WHAT IS ASKED: Every entry must be repeated exactly. Exclude all pictures.

##########

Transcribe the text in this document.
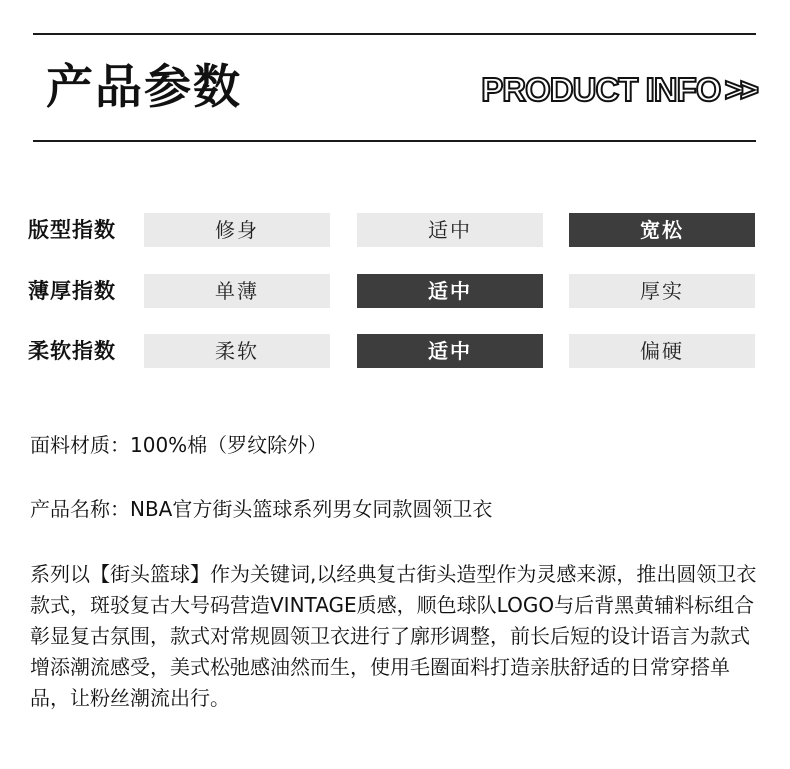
产品参数	PRODUCT INFO >>
版型指数	修身	适中	宽松
薄厚指数	单薄	适中	厚实
柔软指数	柔软	适中	偏硬
面料材质：100%棉（罗纹除外）
产品名称：NBA官方街头篮球系列男女同款圆领卫衣
系列以【街头篮球】作为关键词,以经典复古街头造型作为灵感来源，推出圆领卫衣款式，斑驳复古大号码营造VINTAGE质感，顺色球队LOGO与后背黑黄辅料标组合彰显复古氛围，款式对常规圆领卫衣进行了廓形调整，前长后短的设计语言为款式增添潮流感受，美式松弛感油然而生，使用毛圈面料打造亲肤舒适的日常穿搭单品，让粉丝潮流出行。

##########

ANSWER TO THE PROBLEM:
Transcribe the text in this document.
产品参数	PRODUCT INFO >>
版型指数	修身	适中	宽松
薄厚指数	单薄	适中	厚实
柔软指数	柔软	适中	偏硬
面料材质：100%棉（罗纹除外）
产品名称：NBA官方街头篮球系列男女同款圆领卫衣
系列以【街头篮球】作为关键词,以经典复古街头造型作为灵感来源，推出圆领卫衣款式，斑驳复古大号码营造VINTAGE质感，顺色球队LOGO与后背黑黄辅料标组合彰显复古氛围，款式对常规圆领卫衣进行了廓形调整，前长后短的设计语言为款式增添潮流感受，美式松弛感油然而生，使用毛圈面料打造亲肤舒适的日常穿搭单品，让粉丝潮流出行。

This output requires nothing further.